> _Written problem_:
Tally the lines holding the string "label" and reply with that number alone.

> _Provided records_:

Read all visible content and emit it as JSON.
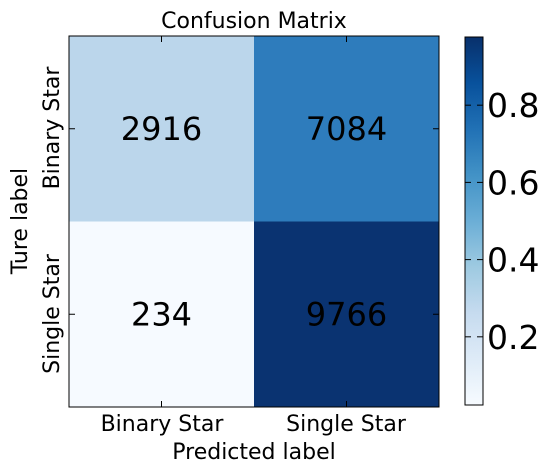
{
  "chart_data": {
    "type": "heatmap",
    "title": "Confusion Matrix",
    "xlabel": "Predicted label",
    "ylabel": "Ture label",
    "x_categories": [
      "Binary Star",
      "Single Star"
    ],
    "y_categories": [
      "Binary Star",
      "Single Star"
    ],
    "values": [
      [
        2916,
        7084
      ],
      [
        234,
        9766
      ]
    ],
    "normalized": [
      [
        0.2916,
        0.7084
      ],
      [
        0.0234,
        0.9766
      ]
    ],
    "cell_colors": [
      [
        "#bbd6eb",
        "#2e7cbc"
      ],
      [
        "#f6faff",
        "#0a3371"
      ]
    ],
    "colorbar": {
      "ticks": [
        "0.2",
        "0.4",
        "0.6",
        "0.8"
      ],
      "tick_values": [
        0.2,
        0.4,
        0.6,
        0.8
      ],
      "range": [
        0.0234,
        0.9766
      ],
      "colormap": "Blues"
    }
  }
}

> _Solution for this task_:
2